Birch and Birch Bark
by John Zasada, USDA Forest Service
All species of trees that we most commonly think of as "timber species" have potential commodity values, often referred to as non-timber forest products (NTFP) or special forest products, that are not necessarily related to wood and fiber products. Some of these NTFP values are recognized and commercially important and others are secreted in the history of Native Americans and other people who at one time in their past depended on natural products for their physical and spiritual well-being. Paper birch is one example of a species that was an important part of Native American culture and has considerable potential for NTFP.
Before discussing NTFP from birch, we need to consider the potential for multiple products from this tree and from birch forests. The diagram below illustrates the potential product available from a birch stand as it develops through time.
Admittedly, this is an idealized view of the potential. However, there are examples of uses of birch for each of the products indicated in the diagram. There has never been a plan to attempt to harvest all of these products from birch trees and stands in the same geographic area. Northern Minnesota, Wisconsin, and Michigan would provide a good area to test these ideas.
□ □ □ □ □ □ □
• **EXPLORE THE MATERIAL**:
**1)** Write out the passage on birch and birch bark between "Before discussing NTFP" and "test these ideas.", inclusive.
**2)** Answer these questions from the passage on birch and birch bark.
(a) By what two names does the passage say these commodity values are often called?
(b) Which tree species does the passage give as an example that was an important part of Native American culture?
(c) What geographic area does the passage suggest would be good for testing these ideas?

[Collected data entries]
□ □ □ □ □ □ □
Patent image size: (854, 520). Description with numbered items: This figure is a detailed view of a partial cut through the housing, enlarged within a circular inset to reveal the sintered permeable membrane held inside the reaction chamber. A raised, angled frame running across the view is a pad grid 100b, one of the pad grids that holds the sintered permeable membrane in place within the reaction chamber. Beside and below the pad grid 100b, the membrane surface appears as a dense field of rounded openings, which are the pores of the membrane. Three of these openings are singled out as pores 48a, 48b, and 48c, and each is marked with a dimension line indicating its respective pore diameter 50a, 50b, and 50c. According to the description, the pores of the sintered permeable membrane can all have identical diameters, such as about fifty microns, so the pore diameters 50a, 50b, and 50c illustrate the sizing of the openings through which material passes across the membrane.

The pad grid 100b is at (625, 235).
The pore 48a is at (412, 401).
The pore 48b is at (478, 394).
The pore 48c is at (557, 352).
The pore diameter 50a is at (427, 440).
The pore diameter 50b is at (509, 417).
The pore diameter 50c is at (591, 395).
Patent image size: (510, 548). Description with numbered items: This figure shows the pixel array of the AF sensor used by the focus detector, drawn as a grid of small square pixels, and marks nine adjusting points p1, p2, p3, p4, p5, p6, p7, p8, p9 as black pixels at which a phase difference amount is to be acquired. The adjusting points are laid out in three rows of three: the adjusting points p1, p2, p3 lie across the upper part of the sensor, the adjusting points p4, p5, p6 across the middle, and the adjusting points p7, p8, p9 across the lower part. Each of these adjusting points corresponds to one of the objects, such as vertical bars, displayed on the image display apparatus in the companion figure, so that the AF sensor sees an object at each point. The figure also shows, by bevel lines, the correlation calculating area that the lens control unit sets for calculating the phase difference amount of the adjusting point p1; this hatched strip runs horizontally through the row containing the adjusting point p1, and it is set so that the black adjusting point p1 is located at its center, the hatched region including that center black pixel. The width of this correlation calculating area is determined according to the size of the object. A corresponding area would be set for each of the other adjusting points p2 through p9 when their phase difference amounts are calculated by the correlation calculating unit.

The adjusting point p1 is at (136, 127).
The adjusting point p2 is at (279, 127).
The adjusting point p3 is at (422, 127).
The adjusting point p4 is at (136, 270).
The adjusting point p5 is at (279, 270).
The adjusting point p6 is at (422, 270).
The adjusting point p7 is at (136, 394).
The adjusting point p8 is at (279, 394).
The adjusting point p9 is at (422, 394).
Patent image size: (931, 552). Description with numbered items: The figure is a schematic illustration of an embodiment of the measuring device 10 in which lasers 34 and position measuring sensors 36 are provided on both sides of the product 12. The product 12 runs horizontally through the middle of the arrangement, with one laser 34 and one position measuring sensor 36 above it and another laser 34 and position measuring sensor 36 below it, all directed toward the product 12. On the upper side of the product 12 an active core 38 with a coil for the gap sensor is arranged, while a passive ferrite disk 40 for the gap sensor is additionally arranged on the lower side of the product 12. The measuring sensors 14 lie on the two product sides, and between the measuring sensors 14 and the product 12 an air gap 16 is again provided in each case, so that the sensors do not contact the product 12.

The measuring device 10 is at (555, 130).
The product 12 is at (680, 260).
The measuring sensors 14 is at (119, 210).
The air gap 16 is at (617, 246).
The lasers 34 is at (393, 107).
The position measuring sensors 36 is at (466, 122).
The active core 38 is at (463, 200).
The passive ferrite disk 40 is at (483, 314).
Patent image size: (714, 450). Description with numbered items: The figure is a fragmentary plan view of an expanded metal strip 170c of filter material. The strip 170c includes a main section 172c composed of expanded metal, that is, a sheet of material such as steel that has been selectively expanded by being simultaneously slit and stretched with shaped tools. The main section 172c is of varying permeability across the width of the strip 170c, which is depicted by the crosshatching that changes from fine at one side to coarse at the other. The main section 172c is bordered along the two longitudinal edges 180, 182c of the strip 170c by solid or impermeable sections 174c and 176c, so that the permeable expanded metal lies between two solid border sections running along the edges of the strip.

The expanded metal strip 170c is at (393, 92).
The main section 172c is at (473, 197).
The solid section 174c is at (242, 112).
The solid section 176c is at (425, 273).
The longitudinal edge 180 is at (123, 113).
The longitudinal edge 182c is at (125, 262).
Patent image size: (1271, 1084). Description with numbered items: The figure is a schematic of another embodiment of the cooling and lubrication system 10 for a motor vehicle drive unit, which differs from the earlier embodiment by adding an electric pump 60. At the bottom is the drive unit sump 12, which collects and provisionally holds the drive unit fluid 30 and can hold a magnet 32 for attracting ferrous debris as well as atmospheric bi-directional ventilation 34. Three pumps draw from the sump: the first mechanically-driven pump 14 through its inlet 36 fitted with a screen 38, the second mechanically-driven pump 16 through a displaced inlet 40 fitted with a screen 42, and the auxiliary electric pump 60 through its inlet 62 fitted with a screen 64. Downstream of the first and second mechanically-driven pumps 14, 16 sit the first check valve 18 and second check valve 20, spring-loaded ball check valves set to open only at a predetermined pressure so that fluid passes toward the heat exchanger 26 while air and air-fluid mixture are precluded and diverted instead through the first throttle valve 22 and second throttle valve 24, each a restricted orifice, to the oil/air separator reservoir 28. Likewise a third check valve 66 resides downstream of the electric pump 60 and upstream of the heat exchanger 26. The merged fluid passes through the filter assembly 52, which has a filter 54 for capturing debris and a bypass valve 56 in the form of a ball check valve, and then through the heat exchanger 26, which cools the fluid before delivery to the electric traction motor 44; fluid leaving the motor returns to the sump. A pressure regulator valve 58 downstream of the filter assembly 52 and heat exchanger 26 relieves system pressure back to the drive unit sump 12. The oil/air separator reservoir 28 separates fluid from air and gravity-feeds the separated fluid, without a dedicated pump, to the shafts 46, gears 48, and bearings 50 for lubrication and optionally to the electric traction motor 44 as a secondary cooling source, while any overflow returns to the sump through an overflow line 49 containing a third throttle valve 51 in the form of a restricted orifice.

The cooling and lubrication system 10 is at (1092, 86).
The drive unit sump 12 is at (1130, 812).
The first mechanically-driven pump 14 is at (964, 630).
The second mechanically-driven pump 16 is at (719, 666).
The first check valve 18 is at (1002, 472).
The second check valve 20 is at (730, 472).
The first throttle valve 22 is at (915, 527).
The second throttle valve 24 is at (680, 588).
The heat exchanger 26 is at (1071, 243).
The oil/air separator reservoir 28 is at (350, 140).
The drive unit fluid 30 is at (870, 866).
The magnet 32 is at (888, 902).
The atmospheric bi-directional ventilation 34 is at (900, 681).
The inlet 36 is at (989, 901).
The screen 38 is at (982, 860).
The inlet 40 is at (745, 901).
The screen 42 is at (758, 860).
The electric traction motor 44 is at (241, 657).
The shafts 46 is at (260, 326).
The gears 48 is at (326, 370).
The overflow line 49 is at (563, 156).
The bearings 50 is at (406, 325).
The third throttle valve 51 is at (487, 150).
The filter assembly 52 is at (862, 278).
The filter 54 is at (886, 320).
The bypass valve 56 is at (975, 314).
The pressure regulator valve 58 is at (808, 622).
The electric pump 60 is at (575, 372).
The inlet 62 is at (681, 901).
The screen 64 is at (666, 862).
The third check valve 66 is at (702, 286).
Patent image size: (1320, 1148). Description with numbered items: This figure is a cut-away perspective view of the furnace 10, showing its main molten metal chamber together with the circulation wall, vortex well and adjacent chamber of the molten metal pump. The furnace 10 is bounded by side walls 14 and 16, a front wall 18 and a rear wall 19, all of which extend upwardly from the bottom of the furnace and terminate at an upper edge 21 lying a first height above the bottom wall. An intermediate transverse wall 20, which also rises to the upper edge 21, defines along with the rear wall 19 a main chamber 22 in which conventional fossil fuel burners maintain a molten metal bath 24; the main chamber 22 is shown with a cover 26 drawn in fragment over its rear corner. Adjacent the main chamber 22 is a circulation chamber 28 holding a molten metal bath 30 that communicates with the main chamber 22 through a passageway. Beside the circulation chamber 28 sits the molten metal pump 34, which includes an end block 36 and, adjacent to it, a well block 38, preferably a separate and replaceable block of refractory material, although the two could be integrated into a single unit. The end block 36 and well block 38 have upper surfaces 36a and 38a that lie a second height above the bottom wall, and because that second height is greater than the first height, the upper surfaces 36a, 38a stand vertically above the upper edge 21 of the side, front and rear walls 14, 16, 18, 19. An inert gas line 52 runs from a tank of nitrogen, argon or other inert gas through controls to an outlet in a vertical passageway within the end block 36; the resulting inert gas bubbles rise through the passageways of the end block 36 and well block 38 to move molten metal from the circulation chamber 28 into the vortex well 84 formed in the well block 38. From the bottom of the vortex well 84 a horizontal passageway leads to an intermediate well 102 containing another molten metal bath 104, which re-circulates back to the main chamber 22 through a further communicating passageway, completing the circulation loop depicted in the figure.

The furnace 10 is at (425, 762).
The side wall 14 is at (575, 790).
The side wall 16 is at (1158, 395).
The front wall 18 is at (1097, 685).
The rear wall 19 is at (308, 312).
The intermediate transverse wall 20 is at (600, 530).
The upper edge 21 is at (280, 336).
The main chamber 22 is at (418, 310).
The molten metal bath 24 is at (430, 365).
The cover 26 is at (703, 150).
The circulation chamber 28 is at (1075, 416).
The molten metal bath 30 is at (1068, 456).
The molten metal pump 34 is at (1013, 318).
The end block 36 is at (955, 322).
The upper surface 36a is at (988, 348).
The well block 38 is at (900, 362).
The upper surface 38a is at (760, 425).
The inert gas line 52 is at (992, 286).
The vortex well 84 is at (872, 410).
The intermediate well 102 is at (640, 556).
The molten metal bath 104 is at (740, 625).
□ □ □ □ □ □ □
• **ANSWERS TO THE PROBLEMS**:
**1)**
Before discussing NTFP from birch, we need to consider the potential for multiple products from this tree and from birch forests. The diagram below illustrates the potential product available from a birch stand as it develops through time.
Admittedly, this is an idealized view of the potential. However, there are examples of uses of birch for each of the products indicated in the diagram. There has never been a plan to attempt to harvest all of these products from birch trees and stands in the same geographic area. Northern Minnesota, Wisconsin, and Michigan would provide a good area to test these ideas.

**2)**
(a) Non-timber forest products (NTFP) or special forest products.
(b) Paper birch.
(c) Northern Minnesota, Wisconsin, and Michigan.